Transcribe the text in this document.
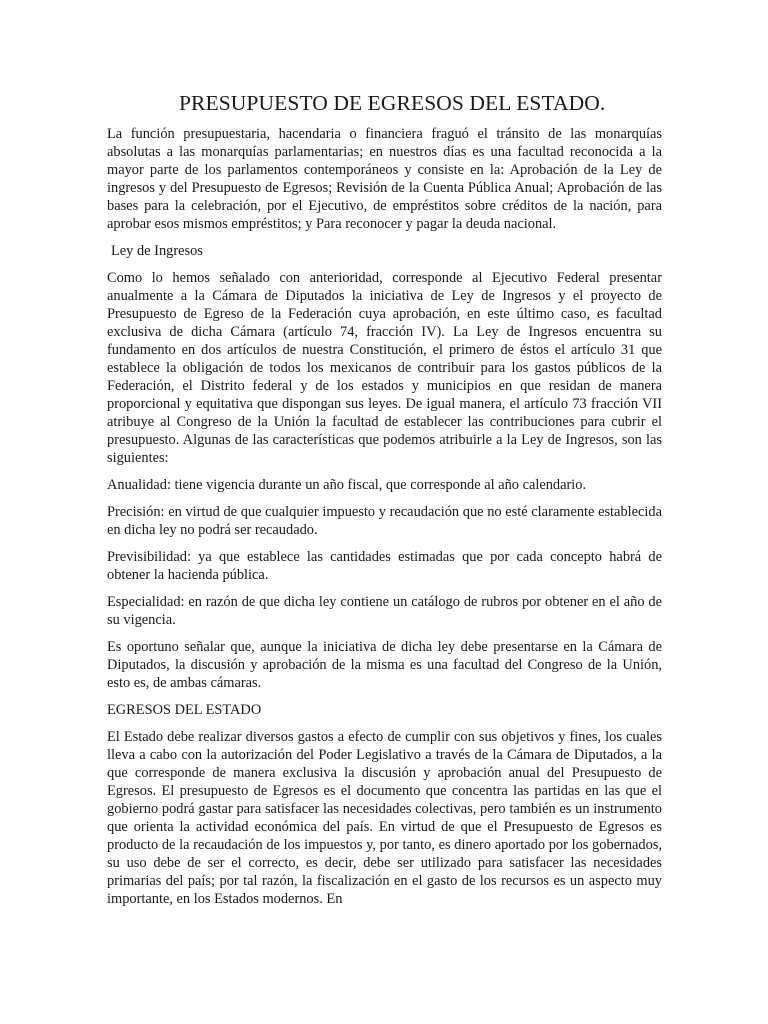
PRESUPUESTO DE EGRESOS DEL ESTADO.

La función presupuestaria, hacendaria o financiera fraguó el tránsito de las monarquías absolutas a las monarquías parlamentarias; en nuestros días es una facultad reconocida a la mayor parte de los parlamentos contemporáneos y consiste en la: Aprobación de la Ley de ingresos y del Presupuesto de Egresos; Revisión de la Cuenta Pública Anual; Aprobación de las bases para la celebración, por el Ejecutivo, de empréstitos sobre créditos de la nación, para aprobar esos mismos empréstitos; y Para reconocer y pagar la deuda nacional.

Ley de Ingresos

Como lo hemos señalado con anterioridad, corresponde al Ejecutivo Federal presentar anualmente a la Cámara de Diputados la iniciativa de Ley de Ingresos y el proyecto de Presupuesto de Egreso de la Federación cuya aprobación, en este último caso, es facultad exclusiva de dicha Cámara (artículo 74, fracción IV). La Ley de Ingresos encuentra su fundamento en dos artículos de nuestra Constitución, el primero de éstos el artículo 31 que establece la obligación de todos los mexicanos de contribuir para los gastos públicos de la Federación, el Distrito federal y de los estados y municipios en que residan de manera proporcional y equitativa que dispongan sus leyes. De igual manera, el artículo 73 fracción VII atribuye al Congreso de la Unión la facultad de establecer las contribuciones para cubrir el presupuesto. Algunas de las características que podemos atribuirle a la Ley de Ingresos, son las siguientes:

Anualidad: tiene vigencia durante un año fiscal, que corresponde al año calendario.

Precisión: en virtud de que cualquier impuesto y recaudación que no esté claramente establecida en dicha ley no podrá ser recaudado.

Previsibilidad: ya que establece las cantidades estimadas que por cada concepto habrá de obtener la hacienda pública.

Especialidad: en razón de que dicha ley contiene un catálogo de rubros por obtener en el año de su vigencia.

Es oportuno señalar que, aunque la iniciativa de dicha ley debe presentarse en la Cámara de Diputados, la discusión y aprobación de la misma es una facultad del Congreso de la Unión, esto es, de ambas cámaras.

EGRESOS DEL ESTADO

El Estado debe realizar diversos gastos a efecto de cumplir con sus objetivos y fines, los cuales lleva a cabo con la autorización del Poder Legislativo a través de la Cámara de Diputados, a la que corresponde de manera exclusiva la discusión y aprobación anual del Presupuesto de Egresos. El presupuesto de Egresos es el documento que concentra las partidas en las que el gobierno podrá gastar para satisfacer las necesidades colectivas, pero también es un instrumento que orienta la actividad económica del país. En virtud de que el Presupuesto de Egresos es producto de la recaudación de los impuestos y, por tanto, es dinero aportado por los gobernados, su uso debe de ser el correcto, es decir, debe ser utilizado para satisfacer las necesidades primarias del país; por tal razón, la fiscalización en el gasto de los recursos es un aspecto muy importante, en los Estados modernos. En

> AIM OF THE TASK
Pull out all lines from the listing that contain the string "dicha".

> FULL ANSWER
Como lo hemos señalado con anterioridad, corresponde al Ejecutivo Federal presentar anualmente a la Cámara de Diputados la iniciativa de Ley de Ingresos y el proyecto de Presupuesto de Egreso de la Federación cuya aprobación, en este último caso, es facultad exclusiva de dicha Cámara (artículo 74, fracción IV). La Ley de Ingresos encuentra su fundamento en dos artículos de nuestra Constitución, el primero de éstos el artículo 31 que establece la obligación de todos los mexicanos de contribuir para los gastos públicos de la Federación, el Distrito federal y de los estados y municipios en que residan de manera proporcional y equitativa que dispongan sus leyes. De igual manera, el artículo 73 fracción VII atribuye al Congreso de la Unión la facultad de establecer las contribuciones para cubrir el presupuesto. Algunas de las características que podemos atribuirle a la Ley de Ingresos, son las siguientes:
Precisión: en virtud de que cualquier impuesto y recaudación que no esté claramente establecida en dicha ley no podrá ser recaudado.
Especialidad: en razón de que dicha ley contiene un catálogo de rubros por obtener en el año de su vigencia.
Es oportuno señalar que, aunque la iniciativa de dicha ley debe presentarse en la Cámara de Diputados, la discusión y aprobación de la misma es una facultad del Congreso de la Unión, esto es, de ambas cámaras.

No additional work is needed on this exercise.